**Aim of the exercise:**
Repeat the full listing, word for word.

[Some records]
----------------------------------------
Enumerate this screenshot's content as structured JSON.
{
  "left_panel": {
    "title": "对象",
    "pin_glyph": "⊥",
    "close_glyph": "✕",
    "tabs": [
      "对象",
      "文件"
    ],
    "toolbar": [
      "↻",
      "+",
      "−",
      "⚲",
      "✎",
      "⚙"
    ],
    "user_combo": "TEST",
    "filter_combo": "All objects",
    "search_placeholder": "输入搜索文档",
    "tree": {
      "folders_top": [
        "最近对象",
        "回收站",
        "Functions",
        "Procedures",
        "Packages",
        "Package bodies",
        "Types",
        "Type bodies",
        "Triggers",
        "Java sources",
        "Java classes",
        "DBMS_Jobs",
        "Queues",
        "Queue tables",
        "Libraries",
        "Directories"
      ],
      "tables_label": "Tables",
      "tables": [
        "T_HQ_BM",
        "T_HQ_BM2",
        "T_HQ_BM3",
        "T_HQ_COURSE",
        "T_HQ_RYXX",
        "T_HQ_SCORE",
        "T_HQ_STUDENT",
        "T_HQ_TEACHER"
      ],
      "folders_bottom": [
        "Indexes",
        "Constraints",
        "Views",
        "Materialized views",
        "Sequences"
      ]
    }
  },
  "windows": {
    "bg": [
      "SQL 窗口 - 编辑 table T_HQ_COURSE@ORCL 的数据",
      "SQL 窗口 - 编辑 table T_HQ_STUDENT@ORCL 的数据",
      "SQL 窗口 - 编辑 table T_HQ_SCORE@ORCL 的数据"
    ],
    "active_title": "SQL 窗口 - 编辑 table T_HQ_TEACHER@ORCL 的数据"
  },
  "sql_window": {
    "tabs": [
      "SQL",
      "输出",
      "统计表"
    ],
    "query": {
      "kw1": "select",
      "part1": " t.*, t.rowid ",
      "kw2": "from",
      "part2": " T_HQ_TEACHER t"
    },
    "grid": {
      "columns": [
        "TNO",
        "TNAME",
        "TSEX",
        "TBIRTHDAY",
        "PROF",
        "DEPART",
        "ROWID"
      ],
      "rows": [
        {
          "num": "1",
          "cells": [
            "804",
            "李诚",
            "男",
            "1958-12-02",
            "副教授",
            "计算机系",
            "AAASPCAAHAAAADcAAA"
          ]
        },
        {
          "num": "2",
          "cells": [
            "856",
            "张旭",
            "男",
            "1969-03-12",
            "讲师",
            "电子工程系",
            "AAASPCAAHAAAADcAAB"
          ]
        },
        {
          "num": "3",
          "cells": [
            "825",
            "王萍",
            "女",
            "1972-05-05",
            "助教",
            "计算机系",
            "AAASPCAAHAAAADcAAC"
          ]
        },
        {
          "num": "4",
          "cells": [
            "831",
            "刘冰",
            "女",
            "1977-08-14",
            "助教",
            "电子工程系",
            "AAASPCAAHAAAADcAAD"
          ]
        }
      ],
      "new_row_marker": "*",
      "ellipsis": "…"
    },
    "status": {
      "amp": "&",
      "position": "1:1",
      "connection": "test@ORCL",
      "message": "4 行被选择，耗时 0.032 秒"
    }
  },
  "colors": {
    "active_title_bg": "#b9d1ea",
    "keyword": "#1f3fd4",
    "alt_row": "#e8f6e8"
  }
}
----------------------------------------
**Result:**
Enumerate this screenshot's content as structured JSON.
{
  "left_panel": {
    "title": "对象",
    "pin_glyph": "⊥",
    "close_glyph": "✕",
    "tabs": [
      "对象",
      "文件"
    ],
    "toolbar": [
      "↻",
      "+",
      "−",
      "⚲",
      "✎",
      "⚙"
    ],
    "user_combo": "TEST",
    "filter_combo": "All objects",
    "search_placeholder": "输入搜索文档",
    "tree": {
      "folders_top": [
        "最近对象",
        "回收站",
        "Functions",
        "Procedures",
        "Packages",
        "Package bodies",
        "Types",
        "Type bodies",
        "Triggers",
        "Java sources",
        "Java classes",
        "DBMS_Jobs",
        "Queues",
        "Queue tables",
        "Libraries",
        "Directories"
      ],
      "tables_label": "Tables",
      "tables": [
        "T_HQ_BM",
        "T_HQ_BM2",
        "T_HQ_BM3",
        "T_HQ_COURSE",
        "T_HQ_RYXX",
        "T_HQ_SCORE",
        "T_HQ_STUDENT",
        "T_HQ_TEACHER"
      ],
      "folders_bottom": [
        "Indexes",
        "Constraints",
        "Views",
        "Materialized views",
        "Sequences"
      ]
    }
  },
  "windows": {
    "bg": [
      "SQL 窗口 - 编辑 table T_HQ_COURSE@ORCL 的数据",
      "SQL 窗口 - 编辑 table T_HQ_STUDENT@ORCL 的数据",
      "SQL 窗口 - 编辑 table T_HQ_SCORE@ORCL 的数据"
    ],
    "active_title": "SQL 窗口 - 编辑 table T_HQ_TEACHER@ORCL 的数据"
  },
  "sql_window": {
    "tabs": [
      "SQL",
      "输出",
      "统计表"
    ],
    "query": {
      "kw1": "select",
      "part1": " t.*, t.rowid ",
      "kw2": "from",
      "part2": " T_HQ_TEACHER t"
    },
    "grid": {
      "columns": [
        "TNO",
        "TNAME",
        "TSEX",
        "TBIRTHDAY",
        "PROF",
        "DEPART",
        "ROWID"
      ],
      "rows": [
        {
          "num": "1",
          "cells": [
            "804",
            "李诚",
            "男",
            "1958-12-02",
            "副教授",
            "计算机系",
            "AAASPCAAHAAAADcAAA"
          ]
        },
        {
          "num": "2",
          "cells": [
            "856",
            "张旭",
            "男",
            "1969-03-12",
            "讲师",
            "电子工程系",
            "AAASPCAAHAAAADcAAB"
          ]
        },
        {
          "num": "3",
          "cells": [
            "825",
            "王萍",
            "女",
            "1972-05-05",
            "助教",
            "计算机系",
            "AAASPCAAHAAAADcAAC"
          ]
        },
        {
          "num": "4",
          "cells": [
            "831",
            "刘冰",
            "女",
            "1977-08-14",
            "助教",
            "电子工程系",
            "AAASPCAAHAAAADcAAD"
          ]
        }
      ],
      "new_row_marker": "*",
      "ellipsis": "…"
    },
    "status": {
      "amp": "&",
      "position": "1:1",
      "connection": "test@ORCL",
      "message": "4 行被选择，耗时 0.032 秒"
    }
  },
  "colors": {
    "active_title_bg": "#b9d1ea",
    "keyword": "#1f3fd4",
    "alt_row": "#e8f6e8"
  }
}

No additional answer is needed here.